• **AIM OF THE TASK**
Check each line of the records for "illustration"; collect those that have it.

(Stored data entries)
- - -
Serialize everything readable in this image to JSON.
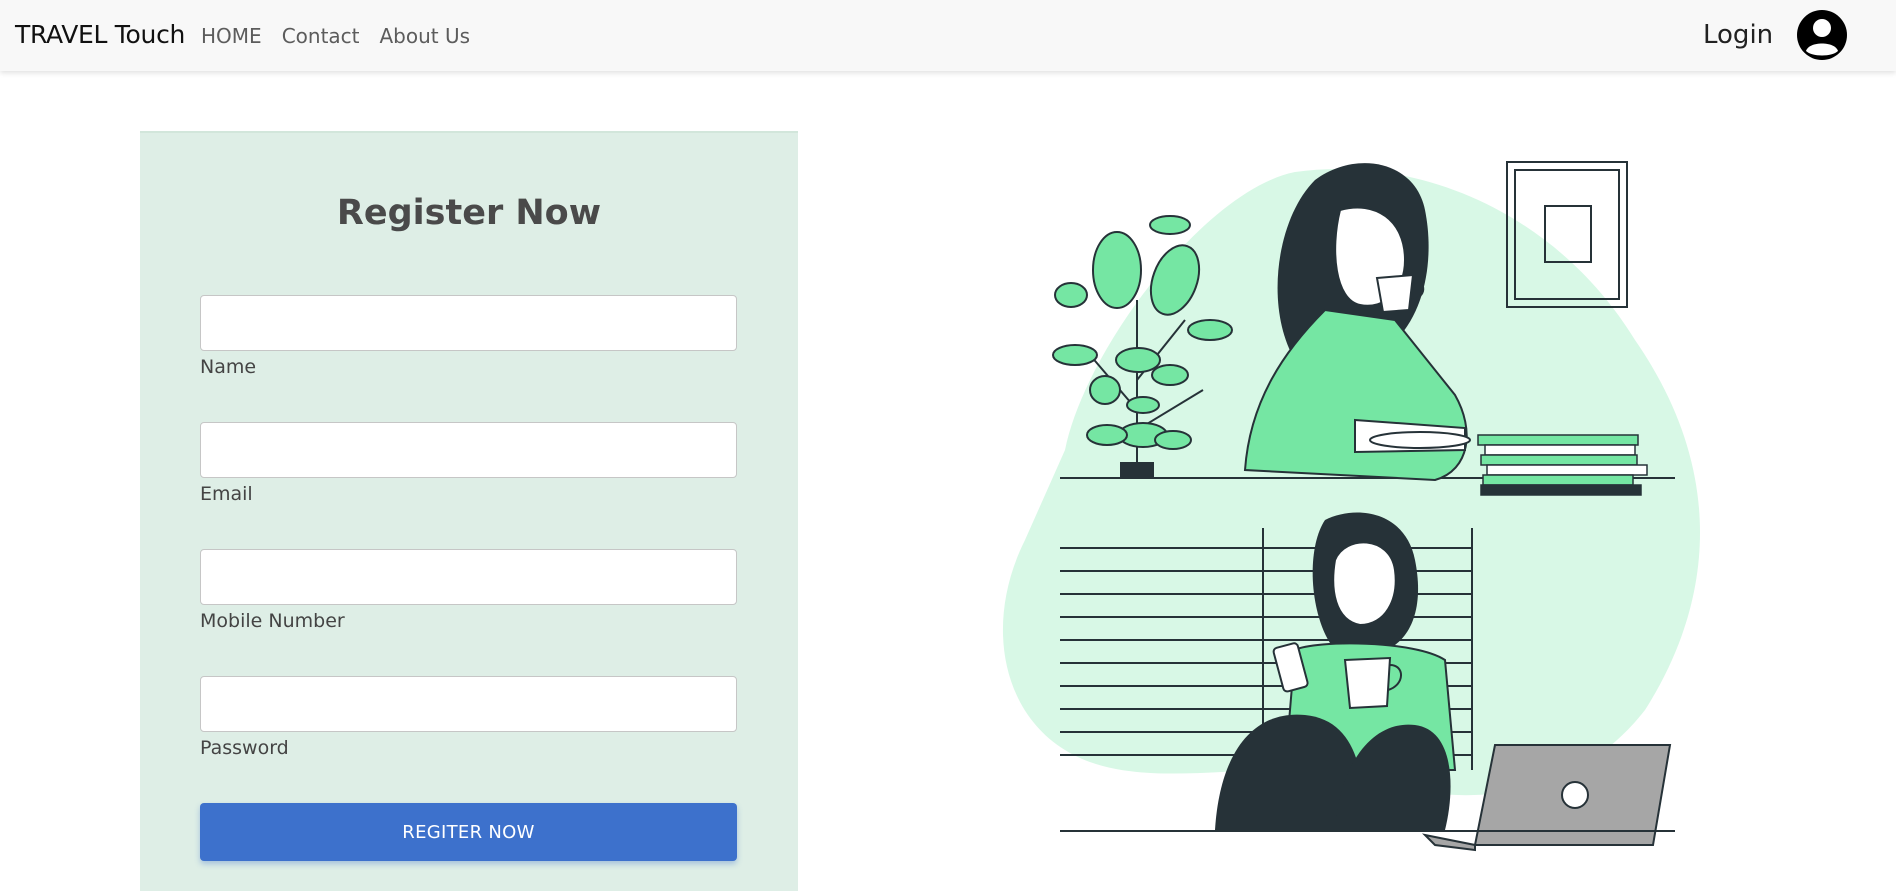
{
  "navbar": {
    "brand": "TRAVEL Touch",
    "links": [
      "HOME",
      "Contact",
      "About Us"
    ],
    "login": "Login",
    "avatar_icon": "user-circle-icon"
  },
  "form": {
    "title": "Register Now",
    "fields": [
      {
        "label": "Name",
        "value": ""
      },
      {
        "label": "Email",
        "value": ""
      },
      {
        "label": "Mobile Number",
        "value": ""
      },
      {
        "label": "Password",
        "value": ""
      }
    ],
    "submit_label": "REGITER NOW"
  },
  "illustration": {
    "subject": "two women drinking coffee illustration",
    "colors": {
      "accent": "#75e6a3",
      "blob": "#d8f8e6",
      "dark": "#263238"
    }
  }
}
- - -
• **RESPONSE TO THE EXERCISE**
  "illustration": {
    "subject": "two women drinking coffee illustration",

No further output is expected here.